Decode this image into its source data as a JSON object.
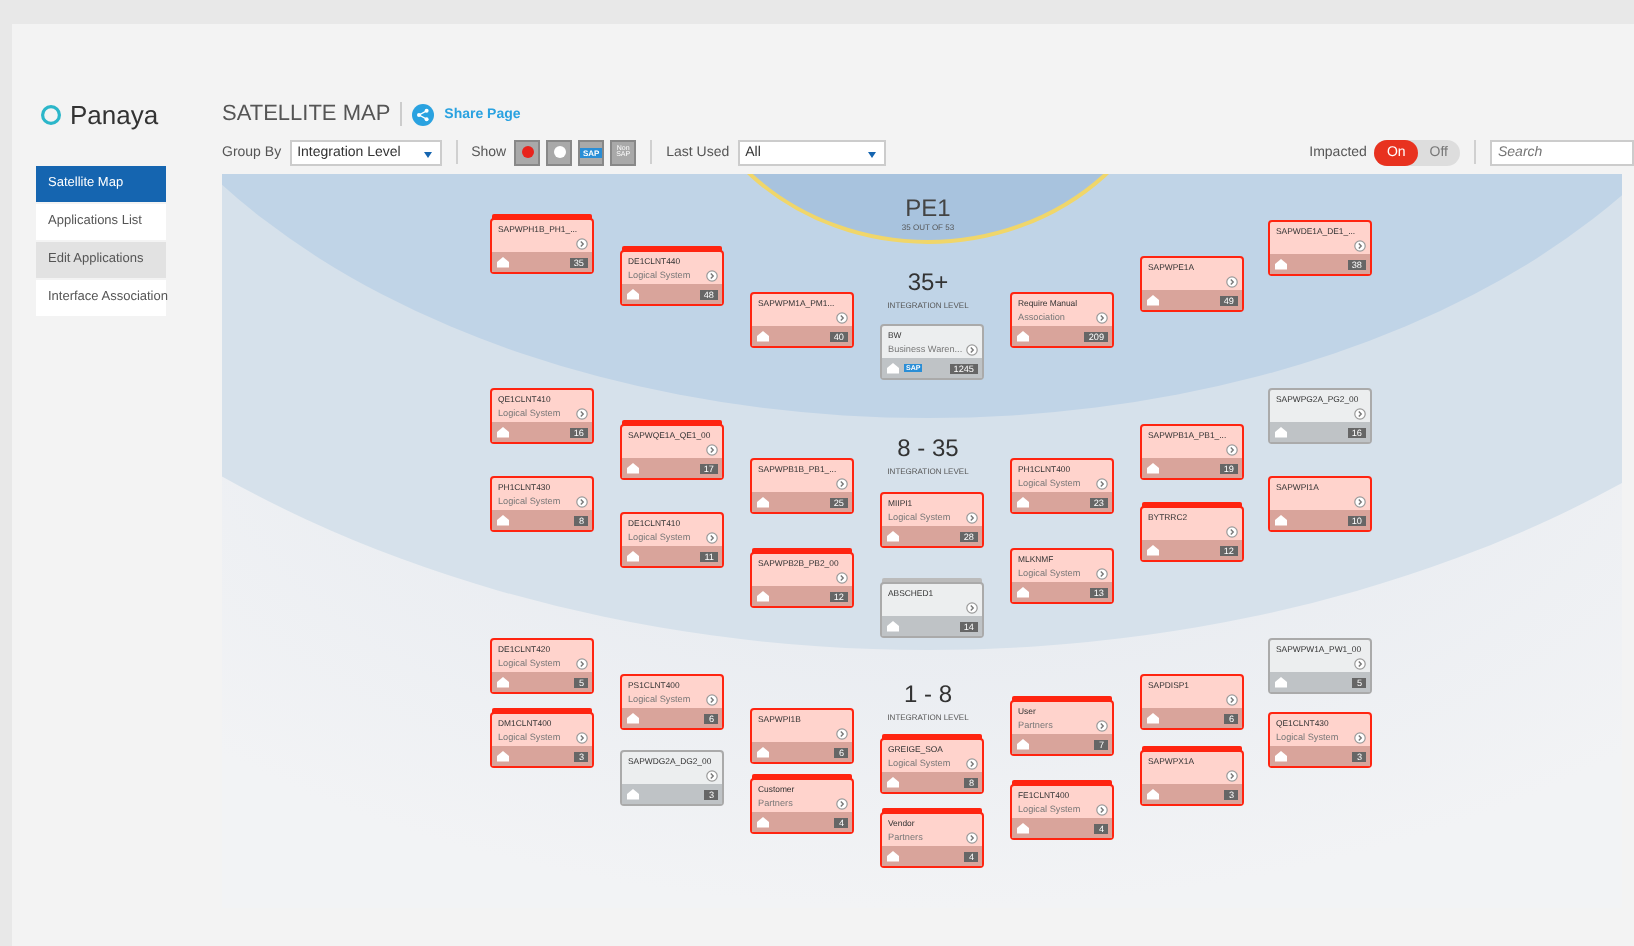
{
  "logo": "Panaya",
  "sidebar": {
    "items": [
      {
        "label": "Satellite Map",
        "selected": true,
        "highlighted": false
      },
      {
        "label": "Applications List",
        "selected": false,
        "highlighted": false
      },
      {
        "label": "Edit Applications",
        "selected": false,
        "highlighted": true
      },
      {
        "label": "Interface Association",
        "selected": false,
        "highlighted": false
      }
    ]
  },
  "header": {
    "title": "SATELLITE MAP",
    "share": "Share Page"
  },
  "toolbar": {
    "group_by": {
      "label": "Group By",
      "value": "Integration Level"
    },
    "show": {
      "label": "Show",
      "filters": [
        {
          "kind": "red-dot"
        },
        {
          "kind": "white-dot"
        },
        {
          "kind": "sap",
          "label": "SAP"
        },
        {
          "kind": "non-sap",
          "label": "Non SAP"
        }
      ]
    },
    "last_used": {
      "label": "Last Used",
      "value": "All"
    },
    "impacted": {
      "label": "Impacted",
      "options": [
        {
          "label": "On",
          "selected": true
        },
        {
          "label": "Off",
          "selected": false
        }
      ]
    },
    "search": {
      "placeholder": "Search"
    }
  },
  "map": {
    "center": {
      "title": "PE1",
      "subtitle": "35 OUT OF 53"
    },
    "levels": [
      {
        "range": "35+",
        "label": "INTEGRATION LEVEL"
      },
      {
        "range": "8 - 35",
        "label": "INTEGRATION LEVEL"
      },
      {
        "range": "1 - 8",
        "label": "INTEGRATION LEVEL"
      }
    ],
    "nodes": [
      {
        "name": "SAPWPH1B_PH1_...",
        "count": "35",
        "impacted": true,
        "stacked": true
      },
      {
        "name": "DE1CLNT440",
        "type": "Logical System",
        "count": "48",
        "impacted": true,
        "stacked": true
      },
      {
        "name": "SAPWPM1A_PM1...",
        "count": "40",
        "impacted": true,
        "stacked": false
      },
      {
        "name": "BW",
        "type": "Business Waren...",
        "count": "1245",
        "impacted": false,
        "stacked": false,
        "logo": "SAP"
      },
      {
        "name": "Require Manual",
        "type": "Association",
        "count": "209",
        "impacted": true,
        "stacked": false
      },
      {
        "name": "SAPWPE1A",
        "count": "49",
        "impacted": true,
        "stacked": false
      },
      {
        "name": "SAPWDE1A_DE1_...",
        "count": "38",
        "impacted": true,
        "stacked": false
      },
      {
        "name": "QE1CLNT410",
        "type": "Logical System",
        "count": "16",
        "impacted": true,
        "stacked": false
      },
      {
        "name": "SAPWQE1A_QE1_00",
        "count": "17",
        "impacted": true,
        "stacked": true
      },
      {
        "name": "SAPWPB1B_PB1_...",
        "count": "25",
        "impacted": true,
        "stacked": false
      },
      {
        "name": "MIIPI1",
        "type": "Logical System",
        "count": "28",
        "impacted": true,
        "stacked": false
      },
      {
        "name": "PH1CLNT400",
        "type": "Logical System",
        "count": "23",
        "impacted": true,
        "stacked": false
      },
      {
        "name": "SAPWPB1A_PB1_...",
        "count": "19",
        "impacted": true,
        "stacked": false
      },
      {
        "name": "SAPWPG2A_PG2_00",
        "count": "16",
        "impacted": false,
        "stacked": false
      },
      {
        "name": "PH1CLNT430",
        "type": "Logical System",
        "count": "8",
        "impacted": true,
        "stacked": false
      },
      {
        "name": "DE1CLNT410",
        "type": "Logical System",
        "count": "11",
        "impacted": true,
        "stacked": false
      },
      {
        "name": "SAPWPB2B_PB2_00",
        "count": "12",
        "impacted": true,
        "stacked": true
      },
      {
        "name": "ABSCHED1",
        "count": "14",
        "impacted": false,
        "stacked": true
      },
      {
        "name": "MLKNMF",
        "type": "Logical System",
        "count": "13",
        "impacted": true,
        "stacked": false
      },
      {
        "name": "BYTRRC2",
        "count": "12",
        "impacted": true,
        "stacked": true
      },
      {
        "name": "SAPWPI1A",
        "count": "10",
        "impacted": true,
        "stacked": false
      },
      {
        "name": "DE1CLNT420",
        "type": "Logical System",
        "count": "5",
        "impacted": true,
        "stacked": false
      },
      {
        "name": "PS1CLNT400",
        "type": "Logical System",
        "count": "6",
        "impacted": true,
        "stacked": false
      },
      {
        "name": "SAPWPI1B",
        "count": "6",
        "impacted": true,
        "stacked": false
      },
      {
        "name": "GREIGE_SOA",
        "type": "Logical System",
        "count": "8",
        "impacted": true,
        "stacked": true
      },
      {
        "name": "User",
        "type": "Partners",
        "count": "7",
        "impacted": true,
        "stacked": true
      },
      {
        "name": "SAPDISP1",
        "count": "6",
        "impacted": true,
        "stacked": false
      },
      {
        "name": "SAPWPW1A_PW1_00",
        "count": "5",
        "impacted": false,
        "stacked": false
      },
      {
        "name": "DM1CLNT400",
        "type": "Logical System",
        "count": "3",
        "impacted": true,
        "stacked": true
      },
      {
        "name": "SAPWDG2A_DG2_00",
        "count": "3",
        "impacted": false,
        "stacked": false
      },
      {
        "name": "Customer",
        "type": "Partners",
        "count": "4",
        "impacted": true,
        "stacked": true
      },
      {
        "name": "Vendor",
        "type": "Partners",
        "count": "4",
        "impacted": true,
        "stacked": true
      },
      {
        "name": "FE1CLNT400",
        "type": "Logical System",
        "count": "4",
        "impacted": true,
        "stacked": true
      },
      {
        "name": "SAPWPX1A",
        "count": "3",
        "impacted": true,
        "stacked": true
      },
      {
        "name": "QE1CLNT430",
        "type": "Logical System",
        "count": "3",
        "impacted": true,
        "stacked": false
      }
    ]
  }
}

============

*Short problem:* Of the lines above, how many contain the string "Association"? Only the number is required.

*Written response:* 2